(Records contained in a dataset)
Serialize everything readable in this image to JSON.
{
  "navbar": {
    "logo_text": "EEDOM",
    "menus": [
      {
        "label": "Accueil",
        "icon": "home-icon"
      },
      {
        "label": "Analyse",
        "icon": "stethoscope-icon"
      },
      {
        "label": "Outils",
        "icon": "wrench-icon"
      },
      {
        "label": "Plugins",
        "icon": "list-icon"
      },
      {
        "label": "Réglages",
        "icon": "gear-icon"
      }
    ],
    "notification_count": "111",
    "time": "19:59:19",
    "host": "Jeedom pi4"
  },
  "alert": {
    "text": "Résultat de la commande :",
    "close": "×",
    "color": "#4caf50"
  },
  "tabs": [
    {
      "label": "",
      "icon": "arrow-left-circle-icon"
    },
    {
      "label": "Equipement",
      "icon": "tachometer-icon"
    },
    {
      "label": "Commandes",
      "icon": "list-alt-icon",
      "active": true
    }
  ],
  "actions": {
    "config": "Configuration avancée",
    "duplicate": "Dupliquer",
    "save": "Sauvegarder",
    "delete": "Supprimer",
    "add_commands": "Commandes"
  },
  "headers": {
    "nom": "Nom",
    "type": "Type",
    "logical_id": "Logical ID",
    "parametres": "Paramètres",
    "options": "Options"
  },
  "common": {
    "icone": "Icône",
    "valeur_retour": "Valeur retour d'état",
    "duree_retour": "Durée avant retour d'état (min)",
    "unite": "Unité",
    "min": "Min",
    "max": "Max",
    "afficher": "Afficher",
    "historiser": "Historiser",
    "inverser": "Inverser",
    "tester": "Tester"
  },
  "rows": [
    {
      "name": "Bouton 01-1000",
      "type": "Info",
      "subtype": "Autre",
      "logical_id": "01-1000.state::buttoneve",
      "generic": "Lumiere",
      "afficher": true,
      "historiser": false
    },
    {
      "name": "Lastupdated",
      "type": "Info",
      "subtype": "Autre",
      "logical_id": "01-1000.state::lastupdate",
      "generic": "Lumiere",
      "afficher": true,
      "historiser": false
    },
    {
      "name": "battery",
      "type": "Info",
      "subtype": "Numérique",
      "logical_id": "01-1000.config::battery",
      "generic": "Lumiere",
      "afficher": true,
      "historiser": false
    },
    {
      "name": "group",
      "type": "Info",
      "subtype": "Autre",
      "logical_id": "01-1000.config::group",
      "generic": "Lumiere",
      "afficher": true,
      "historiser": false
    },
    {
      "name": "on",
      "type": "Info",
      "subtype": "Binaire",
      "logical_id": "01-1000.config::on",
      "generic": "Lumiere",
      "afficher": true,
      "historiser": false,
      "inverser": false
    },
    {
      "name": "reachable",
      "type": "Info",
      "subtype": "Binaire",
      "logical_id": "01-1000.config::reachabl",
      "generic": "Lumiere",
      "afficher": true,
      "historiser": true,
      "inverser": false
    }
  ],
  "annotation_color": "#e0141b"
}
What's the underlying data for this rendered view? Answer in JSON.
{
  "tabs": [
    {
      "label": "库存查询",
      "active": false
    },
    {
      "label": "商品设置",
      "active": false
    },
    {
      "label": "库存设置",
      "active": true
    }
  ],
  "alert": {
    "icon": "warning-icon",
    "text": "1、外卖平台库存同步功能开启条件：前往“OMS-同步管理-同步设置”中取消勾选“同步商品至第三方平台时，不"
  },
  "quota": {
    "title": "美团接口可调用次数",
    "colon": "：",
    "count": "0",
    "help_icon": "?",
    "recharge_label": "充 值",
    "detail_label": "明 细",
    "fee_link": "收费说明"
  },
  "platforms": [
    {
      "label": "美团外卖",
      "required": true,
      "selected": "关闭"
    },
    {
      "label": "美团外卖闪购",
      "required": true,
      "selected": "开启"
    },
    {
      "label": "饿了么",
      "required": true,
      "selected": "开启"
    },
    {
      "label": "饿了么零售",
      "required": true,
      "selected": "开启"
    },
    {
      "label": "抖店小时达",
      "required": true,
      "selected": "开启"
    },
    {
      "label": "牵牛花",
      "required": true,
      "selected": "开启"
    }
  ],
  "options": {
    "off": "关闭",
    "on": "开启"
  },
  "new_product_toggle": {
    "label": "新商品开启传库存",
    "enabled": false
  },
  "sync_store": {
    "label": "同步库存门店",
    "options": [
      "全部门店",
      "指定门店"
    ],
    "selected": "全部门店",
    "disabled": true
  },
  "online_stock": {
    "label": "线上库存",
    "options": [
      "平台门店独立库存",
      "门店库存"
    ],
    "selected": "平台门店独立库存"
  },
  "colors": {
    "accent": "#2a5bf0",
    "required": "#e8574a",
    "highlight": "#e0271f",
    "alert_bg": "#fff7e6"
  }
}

=== EXERCISE PROMPT ===
Go through the records and pull out each line that includes the word "name".

=== TASK ANSWER ===
      "name": "Bouton 01-1000",
      "name": "Lastupdated",
      "name": "battery",
      "name": "group",
      "name": "on",
      "name": "reachable",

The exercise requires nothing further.